* WHAT NEEDS TO BE DONE:
Find and copy every line in the records that includes the string "hour".

(A block of data)
+--
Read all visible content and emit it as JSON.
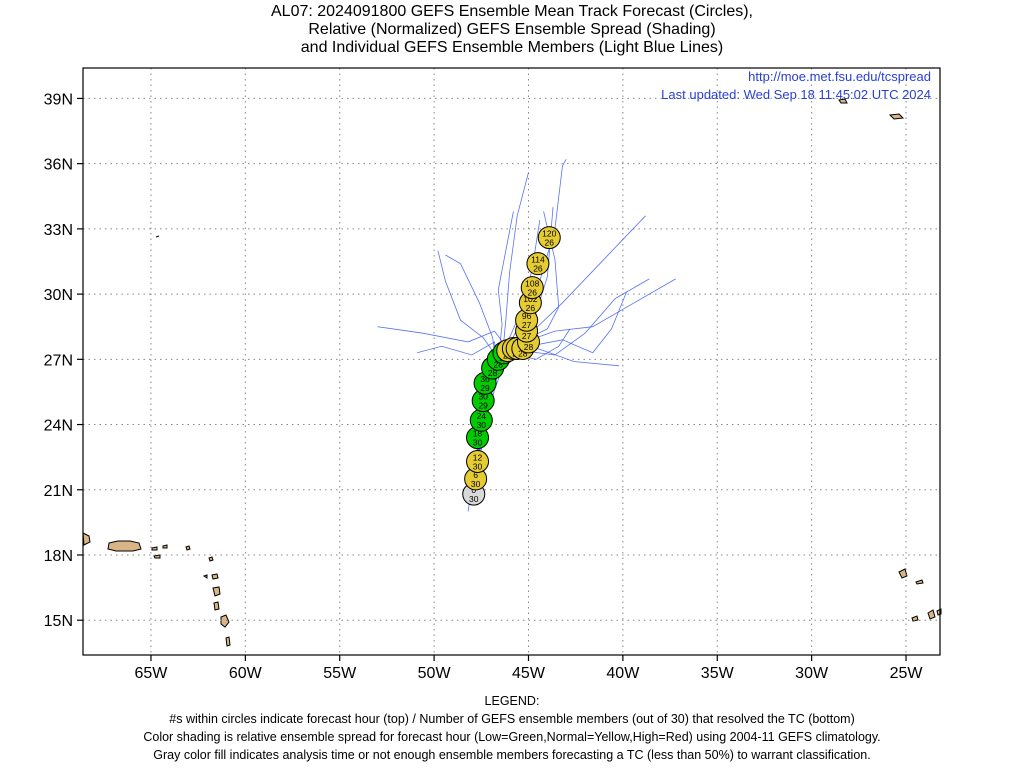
{
  "titles": {
    "line1": "AL07: 2024091800 GEFS Ensemble Mean Track Forecast (Circles),",
    "line2": "Relative (Normalized) GEFS Ensemble Spread (Shading)",
    "line3": "and Individual GEFS Ensemble Members (Light Blue Lines)"
  },
  "header_links": {
    "url": "http://moe.met.fsu.edu/tcspread",
    "updated": "Last updated: Wed Sep 18 11:45:02 UTC 2024"
  },
  "axes": {
    "lat_labels": [
      "39N",
      "36N",
      "33N",
      "30N",
      "27N",
      "24N",
      "21N",
      "18N",
      "15N"
    ],
    "lon_labels": [
      "65W",
      "60W",
      "55W",
      "50W",
      "45W",
      "40W",
      "35W",
      "30W",
      "25W"
    ]
  },
  "legend": {
    "heading": "LEGEND:",
    "line1": "#s within circles indicate forecast hour (top) / Number of GEFS ensemble members (out of 30) that resolved the TC (bottom)",
    "line2": "Color shading is relative ensemble spread for forecast hour (Low=Green,Normal=Yellow,High=Red) using 2004-11 GEFS climatology.",
    "line3": "Gray color fill indicates analysis time or not enough ensemble members forecasting a TC (less than 50%) to warrant classification."
  },
  "colors": {
    "low": "#00cc00",
    "normal": "#e6cc33",
    "gray": "#d9d9d9",
    "member_track": "#3b5bef",
    "land": "#d9b487",
    "grid": "#888888"
  },
  "chart_data": {
    "type": "map",
    "lon_range": [
      -68.6,
      -23.2
    ],
    "lat_range": [
      13.4,
      40.4
    ],
    "mean_track": [
      {
        "hr": "0",
        "members": "30",
        "lat": 20.8,
        "lon": -47.9,
        "spread": "gray"
      },
      {
        "hr": "6",
        "members": "30",
        "lat": 21.5,
        "lon": -47.8,
        "spread": "normal"
      },
      {
        "hr": "12",
        "members": "30",
        "lat": 22.3,
        "lon": -47.7,
        "spread": "normal"
      },
      {
        "hr": "18",
        "members": "30",
        "lat": 23.4,
        "lon": -47.7,
        "spread": "low"
      },
      {
        "hr": "24",
        "members": "30",
        "lat": 24.2,
        "lon": -47.5,
        "spread": "low"
      },
      {
        "hr": "30",
        "members": "29",
        "lat": 25.1,
        "lon": -47.4,
        "spread": "low"
      },
      {
        "hr": "36",
        "members": "29",
        "lat": 25.9,
        "lon": -47.3,
        "spread": "low"
      },
      {
        "hr": "42",
        "members": "28",
        "lat": 26.6,
        "lon": -46.9,
        "spread": "low"
      },
      {
        "hr": "48",
        "members": "28",
        "lat": 27.0,
        "lon": -46.6,
        "spread": "low"
      },
      {
        "hr": "54",
        "members": "28",
        "lat": 27.3,
        "lon": -46.3,
        "spread": "low"
      },
      {
        "hr": "60",
        "members": "28",
        "lat": 27.4,
        "lon": -46.1,
        "spread": "normal"
      },
      {
        "hr": "66",
        "members": "28",
        "lat": 27.5,
        "lon": -45.8,
        "spread": "normal"
      },
      {
        "hr": "72",
        "members": "28",
        "lat": 27.5,
        "lon": -45.6,
        "spread": "normal"
      },
      {
        "hr": "78",
        "members": "28",
        "lat": 27.5,
        "lon": -45.3,
        "spread": "normal"
      },
      {
        "hr": "84",
        "members": "28",
        "lat": 27.8,
        "lon": -45.0,
        "spread": "normal"
      },
      {
        "hr": "90",
        "members": "27",
        "lat": 28.3,
        "lon": -45.1,
        "spread": "normal"
      },
      {
        "hr": "96",
        "members": "27",
        "lat": 28.8,
        "lon": -45.1,
        "spread": "normal"
      },
      {
        "hr": "102",
        "members": "26",
        "lat": 29.6,
        "lon": -44.9,
        "spread": "normal"
      },
      {
        "hr": "108",
        "members": "26",
        "lat": 30.3,
        "lon": -44.8,
        "spread": "normal"
      },
      {
        "hr": "114",
        "members": "26",
        "lat": 31.4,
        "lon": -44.5,
        "spread": "normal"
      },
      {
        "hr": "120",
        "members": "26",
        "lat": 32.6,
        "lon": -43.9,
        "spread": "normal"
      }
    ],
    "member_tracks": [
      [
        [
          -48.2,
          20.0
        ],
        [
          -47.9,
          21.8
        ],
        [
          -47.6,
          23.6
        ],
        [
          -47.2,
          25.2
        ],
        [
          -46.6,
          26.6
        ],
        [
          -45.8,
          27.4
        ],
        [
          -44.8,
          28.6
        ],
        [
          -44.0,
          30.8
        ],
        [
          -43.7,
          34.0
        ]
      ],
      [
        [
          -48.0,
          20.3
        ],
        [
          -47.8,
          22.0
        ],
        [
          -47.5,
          23.8
        ],
        [
          -47.0,
          25.4
        ],
        [
          -46.4,
          26.8
        ],
        [
          -45.6,
          27.8
        ],
        [
          -44.2,
          27.4
        ],
        [
          -42.6,
          26.9
        ],
        [
          -40.2,
          26.7
        ]
      ],
      [
        [
          -47.9,
          20.5
        ],
        [
          -47.7,
          22.3
        ],
        [
          -47.4,
          24.0
        ],
        [
          -47.0,
          25.6
        ],
        [
          -46.3,
          27.0
        ],
        [
          -45.2,
          27.8
        ],
        [
          -43.6,
          28.3
        ],
        [
          -41.6,
          28.5
        ],
        [
          -39.4,
          29.6
        ],
        [
          -37.2,
          30.7
        ]
      ],
      [
        [
          -48.1,
          20.4
        ],
        [
          -47.8,
          22.1
        ],
        [
          -47.5,
          23.9
        ],
        [
          -47.1,
          25.5
        ],
        [
          -46.5,
          26.9
        ],
        [
          -46.2,
          27.6
        ],
        [
          -46.8,
          28.3
        ],
        [
          -48.2,
          27.8
        ],
        [
          -50.6,
          28.2
        ],
        [
          -53.0,
          28.5
        ]
      ],
      [
        [
          -47.9,
          20.6
        ],
        [
          -47.6,
          22.4
        ],
        [
          -47.3,
          24.1
        ],
        [
          -46.9,
          25.7
        ],
        [
          -46.4,
          27.0
        ],
        [
          -46.2,
          28.8
        ],
        [
          -46.0,
          31.0
        ],
        [
          -45.6,
          33.6
        ],
        [
          -45.0,
          35.6
        ]
      ],
      [
        [
          -48.0,
          20.5
        ],
        [
          -47.7,
          22.3
        ],
        [
          -47.4,
          24.0
        ],
        [
          -47.0,
          25.6
        ],
        [
          -46.4,
          27.0
        ],
        [
          -45.6,
          28.4
        ],
        [
          -44.6,
          30.0
        ],
        [
          -43.6,
          33.0
        ],
        [
          -43.2,
          35.9
        ],
        [
          -43.0,
          36.2
        ]
      ],
      [
        [
          -48.0,
          20.6
        ],
        [
          -47.7,
          22.4
        ],
        [
          -47.4,
          24.1
        ],
        [
          -47.0,
          25.7
        ],
        [
          -46.6,
          27.0
        ],
        [
          -47.4,
          28.0
        ],
        [
          -48.6,
          28.8
        ],
        [
          -49.4,
          30.6
        ],
        [
          -49.8,
          32.0
        ]
      ],
      [
        [
          -47.9,
          20.6
        ],
        [
          -47.6,
          22.3
        ],
        [
          -47.3,
          24.0
        ],
        [
          -46.9,
          25.6
        ],
        [
          -46.3,
          27.0
        ],
        [
          -45.0,
          28.1
        ],
        [
          -43.2,
          29.6
        ],
        [
          -41.0,
          31.6
        ],
        [
          -38.8,
          33.6
        ]
      ],
      [
        [
          -48.0,
          20.4
        ],
        [
          -47.7,
          22.2
        ],
        [
          -47.4,
          23.9
        ],
        [
          -47.0,
          25.5
        ],
        [
          -46.5,
          26.9
        ],
        [
          -45.4,
          27.4
        ],
        [
          -43.6,
          27.2
        ],
        [
          -42.0,
          28.2
        ],
        [
          -40.4,
          29.8
        ],
        [
          -38.6,
          30.7
        ]
      ],
      [
        [
          -48.0,
          20.5
        ],
        [
          -47.8,
          22.2
        ],
        [
          -47.5,
          24.0
        ],
        [
          -47.1,
          25.6
        ],
        [
          -46.6,
          27.0
        ],
        [
          -46.4,
          28.6
        ],
        [
          -46.6,
          30.2
        ],
        [
          -46.2,
          32.0
        ],
        [
          -45.8,
          33.8
        ]
      ],
      [
        [
          -48.1,
          20.3
        ],
        [
          -47.8,
          22.1
        ],
        [
          -47.6,
          23.8
        ],
        [
          -47.2,
          25.4
        ],
        [
          -46.7,
          26.8
        ],
        [
          -46.9,
          28.0
        ],
        [
          -47.6,
          29.6
        ],
        [
          -48.6,
          31.4
        ],
        [
          -49.4,
          31.8
        ]
      ],
      [
        [
          -48.0,
          20.6
        ],
        [
          -47.7,
          22.4
        ],
        [
          -47.4,
          24.2
        ],
        [
          -47.0,
          25.8
        ],
        [
          -46.4,
          27.1
        ],
        [
          -45.2,
          27.9
        ],
        [
          -44.0,
          28.4
        ],
        [
          -43.4,
          29.4
        ],
        [
          -43.6,
          31.6
        ],
        [
          -44.2,
          33.8
        ]
      ],
      [
        [
          -47.9,
          20.5
        ],
        [
          -47.6,
          22.3
        ],
        [
          -47.3,
          24.1
        ],
        [
          -46.8,
          25.6
        ],
        [
          -46.2,
          27.0
        ],
        [
          -45.0,
          27.6
        ],
        [
          -43.2,
          27.9
        ],
        [
          -41.6,
          27.3
        ],
        [
          -40.6,
          28.4
        ],
        [
          -39.8,
          30.1
        ]
      ],
      [
        [
          -48.0,
          20.4
        ],
        [
          -47.8,
          22.2
        ],
        [
          -47.5,
          23.9
        ],
        [
          -47.1,
          25.5
        ],
        [
          -46.6,
          26.9
        ],
        [
          -45.9,
          28.2
        ],
        [
          -45.2,
          29.6
        ],
        [
          -44.8,
          31.2
        ],
        [
          -44.4,
          33.4
        ]
      ],
      [
        [
          -48.1,
          20.5
        ],
        [
          -47.8,
          22.2
        ],
        [
          -47.5,
          24.0
        ],
        [
          -47.1,
          25.6
        ],
        [
          -46.7,
          26.9
        ],
        [
          -46.8,
          27.8
        ],
        [
          -48.0,
          27.2
        ],
        [
          -49.6,
          27.6
        ],
        [
          -50.9,
          27.3
        ]
      ],
      [
        [
          -48.0,
          20.5
        ],
        [
          -47.7,
          22.3
        ],
        [
          -47.4,
          24.0
        ],
        [
          -47.0,
          25.6
        ],
        [
          -46.4,
          27.0
        ],
        [
          -45.6,
          27.2
        ],
        [
          -44.6,
          27.0
        ],
        [
          -43.4,
          27.6
        ],
        [
          -42.8,
          28.4
        ]
      ]
    ],
    "land_label": "none"
  }
}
+--
* COMPLETE RESPONSE:
    "line1": "#s within circles indicate forecast hour (top) / Number of GEFS ensemble members (out of 30) that resolved the TC (bottom)",
    "line2": "Color shading is relative ensemble spread for forecast hour (Low=Green,Normal=Yellow,High=Red) using 2004-11 GEFS climatology.",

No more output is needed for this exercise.